--- START EXERCISE INPUTS ---

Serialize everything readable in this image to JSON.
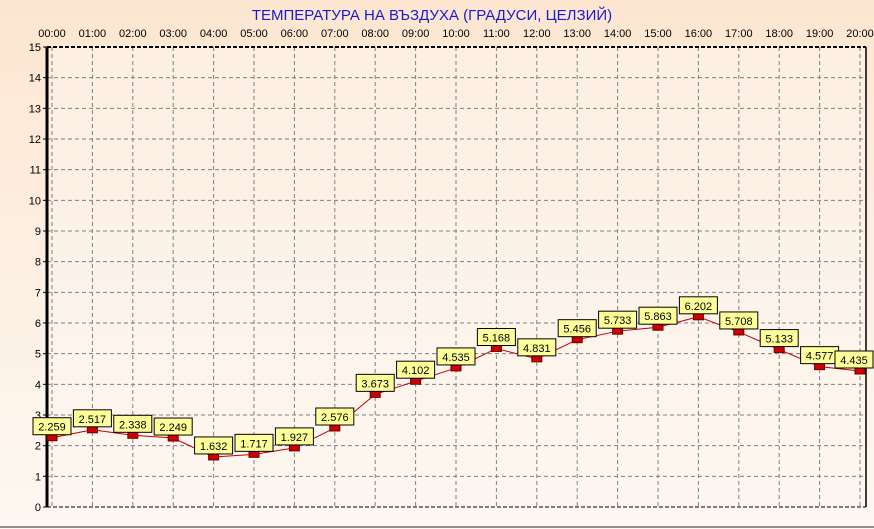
{
  "chart_data": {
    "type": "line",
    "title": "ТЕМПЕРАТУРА НА ВЪЗДУХА  (ГРАДУСИ, ЦЕЛЗИЙ)",
    "xlabel": "",
    "ylabel": "",
    "categories": [
      "00:00",
      "01:00",
      "02:00",
      "03:00",
      "04:00",
      "05:00",
      "06:00",
      "07:00",
      "08:00",
      "09:00",
      "10:00",
      "11:00",
      "12:00",
      "13:00",
      "14:00",
      "15:00",
      "16:00",
      "17:00",
      "18:00",
      "19:00",
      "20:00"
    ],
    "values": [
      2.259,
      2.517,
      2.338,
      2.249,
      1.632,
      1.717,
      1.927,
      2.576,
      3.673,
      4.102,
      4.535,
      5.168,
      4.831,
      5.456,
      5.733,
      5.863,
      6.202,
      5.708,
      5.133,
      4.577,
      4.435
    ],
    "ylim": [
      0,
      15
    ],
    "yticks": [
      0,
      1,
      2,
      3,
      4,
      5,
      6,
      7,
      8,
      9,
      10,
      11,
      12,
      13,
      14,
      15
    ],
    "x_axis_position": "top",
    "grid": true,
    "data_labels": true,
    "colors": {
      "line": "#c00000",
      "marker": "#d00000",
      "label_bg": "#ffff99",
      "title": "#1a1ad0",
      "grid": "#808080"
    }
  }
}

--- END EXERCISE INPUTS ---

## REQUEST
Pictures are excluded; copy every other part of the records exactly.

## COMPLETE RESPONSE
Serialize everything readable in this image to JSON.
{
  "chart_data": {
    "type": "line",
    "title": "ТЕМПЕРАТУРА НА ВЪЗДУХА  (ГРАДУСИ, ЦЕЛЗИЙ)",
    "xlabel": "",
    "ylabel": "",
    "categories": [
      "00:00",
      "01:00",
      "02:00",
      "03:00",
      "04:00",
      "05:00",
      "06:00",
      "07:00",
      "08:00",
      "09:00",
      "10:00",
      "11:00",
      "12:00",
      "13:00",
      "14:00",
      "15:00",
      "16:00",
      "17:00",
      "18:00",
      "19:00",
      "20:00"
    ],
    "values": [
      2.259,
      2.517,
      2.338,
      2.249,
      1.632,
      1.717,
      1.927,
      2.576,
      3.673,
      4.102,
      4.535,
      5.168,
      4.831,
      5.456,
      5.733,
      5.863,
      6.202,
      5.708,
      5.133,
      4.577,
      4.435
    ],
    "ylim": [
      0,
      15
    ],
    "yticks": [
      0,
      1,
      2,
      3,
      4,
      5,
      6,
      7,
      8,
      9,
      10,
      11,
      12,
      13,
      14,
      15
    ],
    "x_axis_position": "top",
    "grid": true,
    "data_labels": true,
    "colors": {
      "line": "#c00000",
      "marker": "#d00000",
      "label_bg": "#ffff99",
      "title": "#1a1ad0",
      "grid": "#808080"
    }
  }
}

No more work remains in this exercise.